**WHAT NEEDS TO BE DONE**
From the listing below, pull out every line where the string "panel" appears.

################

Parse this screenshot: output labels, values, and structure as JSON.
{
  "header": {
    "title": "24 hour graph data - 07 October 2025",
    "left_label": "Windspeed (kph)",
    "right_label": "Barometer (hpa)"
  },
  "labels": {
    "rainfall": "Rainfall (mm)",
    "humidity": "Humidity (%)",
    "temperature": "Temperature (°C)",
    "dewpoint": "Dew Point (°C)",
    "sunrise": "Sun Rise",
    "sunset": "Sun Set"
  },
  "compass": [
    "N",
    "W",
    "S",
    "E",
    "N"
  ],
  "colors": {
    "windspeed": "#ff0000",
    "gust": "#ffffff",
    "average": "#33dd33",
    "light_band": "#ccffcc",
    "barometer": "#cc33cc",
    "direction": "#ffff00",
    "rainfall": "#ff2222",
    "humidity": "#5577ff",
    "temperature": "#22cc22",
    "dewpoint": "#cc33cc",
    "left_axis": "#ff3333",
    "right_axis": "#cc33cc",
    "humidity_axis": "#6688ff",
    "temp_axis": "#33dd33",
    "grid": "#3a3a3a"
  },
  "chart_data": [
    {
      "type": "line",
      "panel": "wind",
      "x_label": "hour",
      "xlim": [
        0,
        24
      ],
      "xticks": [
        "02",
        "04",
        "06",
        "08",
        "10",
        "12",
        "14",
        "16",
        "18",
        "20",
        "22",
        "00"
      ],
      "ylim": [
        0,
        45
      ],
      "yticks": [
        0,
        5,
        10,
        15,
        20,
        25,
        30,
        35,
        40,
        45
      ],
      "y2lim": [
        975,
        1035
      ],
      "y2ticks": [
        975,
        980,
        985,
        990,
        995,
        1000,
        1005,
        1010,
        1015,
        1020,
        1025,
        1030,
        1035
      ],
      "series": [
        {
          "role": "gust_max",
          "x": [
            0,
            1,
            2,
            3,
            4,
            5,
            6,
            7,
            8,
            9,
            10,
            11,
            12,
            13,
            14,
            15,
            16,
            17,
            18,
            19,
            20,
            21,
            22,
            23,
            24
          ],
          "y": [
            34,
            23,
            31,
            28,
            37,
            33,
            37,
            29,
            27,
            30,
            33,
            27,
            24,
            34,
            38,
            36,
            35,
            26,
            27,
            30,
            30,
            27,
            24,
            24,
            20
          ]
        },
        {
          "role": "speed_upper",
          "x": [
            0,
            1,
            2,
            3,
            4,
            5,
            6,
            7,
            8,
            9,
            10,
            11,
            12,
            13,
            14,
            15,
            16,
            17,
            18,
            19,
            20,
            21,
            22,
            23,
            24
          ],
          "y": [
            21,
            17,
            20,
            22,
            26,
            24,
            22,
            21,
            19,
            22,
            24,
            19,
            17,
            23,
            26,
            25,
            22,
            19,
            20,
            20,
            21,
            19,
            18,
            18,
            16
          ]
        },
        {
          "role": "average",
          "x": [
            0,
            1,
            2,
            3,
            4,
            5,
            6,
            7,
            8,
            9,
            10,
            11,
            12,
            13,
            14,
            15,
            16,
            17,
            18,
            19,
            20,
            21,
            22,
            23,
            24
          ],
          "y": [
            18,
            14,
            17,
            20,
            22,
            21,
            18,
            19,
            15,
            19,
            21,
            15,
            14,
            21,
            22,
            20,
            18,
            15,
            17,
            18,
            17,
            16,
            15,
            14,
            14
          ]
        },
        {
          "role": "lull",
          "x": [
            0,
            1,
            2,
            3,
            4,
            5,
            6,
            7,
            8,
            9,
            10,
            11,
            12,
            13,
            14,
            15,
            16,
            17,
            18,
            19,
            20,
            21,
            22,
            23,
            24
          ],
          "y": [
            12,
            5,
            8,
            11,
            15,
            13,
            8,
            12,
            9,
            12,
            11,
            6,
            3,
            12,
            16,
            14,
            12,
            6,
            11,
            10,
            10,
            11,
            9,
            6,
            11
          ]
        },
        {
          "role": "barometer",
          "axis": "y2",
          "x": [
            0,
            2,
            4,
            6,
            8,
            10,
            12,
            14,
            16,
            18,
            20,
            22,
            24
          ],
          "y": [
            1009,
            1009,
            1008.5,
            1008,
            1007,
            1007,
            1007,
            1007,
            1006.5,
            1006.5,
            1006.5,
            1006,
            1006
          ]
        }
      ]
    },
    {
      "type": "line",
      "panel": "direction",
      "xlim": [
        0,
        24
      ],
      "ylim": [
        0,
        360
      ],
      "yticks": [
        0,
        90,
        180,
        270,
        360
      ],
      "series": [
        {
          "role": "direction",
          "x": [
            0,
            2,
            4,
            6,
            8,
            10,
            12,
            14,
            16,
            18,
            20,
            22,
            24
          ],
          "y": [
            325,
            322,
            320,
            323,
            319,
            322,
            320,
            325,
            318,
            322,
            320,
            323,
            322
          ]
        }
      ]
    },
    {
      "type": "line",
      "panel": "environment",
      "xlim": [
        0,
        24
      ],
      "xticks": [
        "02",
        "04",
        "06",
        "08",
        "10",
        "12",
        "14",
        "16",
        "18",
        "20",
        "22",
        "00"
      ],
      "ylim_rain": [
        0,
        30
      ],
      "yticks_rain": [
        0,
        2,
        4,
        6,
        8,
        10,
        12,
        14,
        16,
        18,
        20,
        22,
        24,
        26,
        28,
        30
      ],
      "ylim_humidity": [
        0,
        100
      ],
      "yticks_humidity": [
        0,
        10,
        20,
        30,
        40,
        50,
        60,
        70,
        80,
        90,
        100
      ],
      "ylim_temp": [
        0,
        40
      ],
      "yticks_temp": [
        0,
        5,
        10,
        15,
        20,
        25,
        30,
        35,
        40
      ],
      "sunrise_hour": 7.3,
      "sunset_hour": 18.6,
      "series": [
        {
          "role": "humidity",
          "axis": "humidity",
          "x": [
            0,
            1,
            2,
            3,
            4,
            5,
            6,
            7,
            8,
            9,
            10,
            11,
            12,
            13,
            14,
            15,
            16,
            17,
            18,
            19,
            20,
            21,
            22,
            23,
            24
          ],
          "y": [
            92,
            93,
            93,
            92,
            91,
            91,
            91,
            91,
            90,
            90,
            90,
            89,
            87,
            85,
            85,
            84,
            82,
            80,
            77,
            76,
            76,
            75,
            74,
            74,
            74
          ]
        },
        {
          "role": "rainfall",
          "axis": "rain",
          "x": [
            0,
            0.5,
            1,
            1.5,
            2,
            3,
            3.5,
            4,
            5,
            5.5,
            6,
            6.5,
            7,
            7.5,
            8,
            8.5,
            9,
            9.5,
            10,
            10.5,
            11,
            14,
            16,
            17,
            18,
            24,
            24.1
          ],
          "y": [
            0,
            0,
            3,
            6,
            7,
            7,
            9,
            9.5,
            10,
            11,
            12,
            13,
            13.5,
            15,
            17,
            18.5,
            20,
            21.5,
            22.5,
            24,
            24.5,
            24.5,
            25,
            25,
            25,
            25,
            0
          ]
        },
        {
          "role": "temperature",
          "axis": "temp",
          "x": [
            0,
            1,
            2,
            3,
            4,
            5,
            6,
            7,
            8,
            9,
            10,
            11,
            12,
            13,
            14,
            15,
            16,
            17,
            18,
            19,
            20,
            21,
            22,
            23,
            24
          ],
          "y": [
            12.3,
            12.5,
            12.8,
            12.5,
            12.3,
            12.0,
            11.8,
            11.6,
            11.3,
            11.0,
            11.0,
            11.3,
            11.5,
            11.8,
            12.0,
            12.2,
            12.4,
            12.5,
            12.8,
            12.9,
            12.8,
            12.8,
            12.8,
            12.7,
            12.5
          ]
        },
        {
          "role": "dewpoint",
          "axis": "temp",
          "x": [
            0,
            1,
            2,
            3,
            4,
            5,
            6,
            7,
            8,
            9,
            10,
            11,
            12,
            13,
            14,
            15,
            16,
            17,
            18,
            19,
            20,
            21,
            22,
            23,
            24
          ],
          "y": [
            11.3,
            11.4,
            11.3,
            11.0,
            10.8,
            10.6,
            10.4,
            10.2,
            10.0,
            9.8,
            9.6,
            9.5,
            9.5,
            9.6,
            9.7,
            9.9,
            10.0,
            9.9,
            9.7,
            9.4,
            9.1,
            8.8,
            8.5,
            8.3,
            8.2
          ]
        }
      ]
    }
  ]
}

################

**TASK SOLUTION**
      "panel": "wind",
      "panel": "direction",
      "panel": "environment",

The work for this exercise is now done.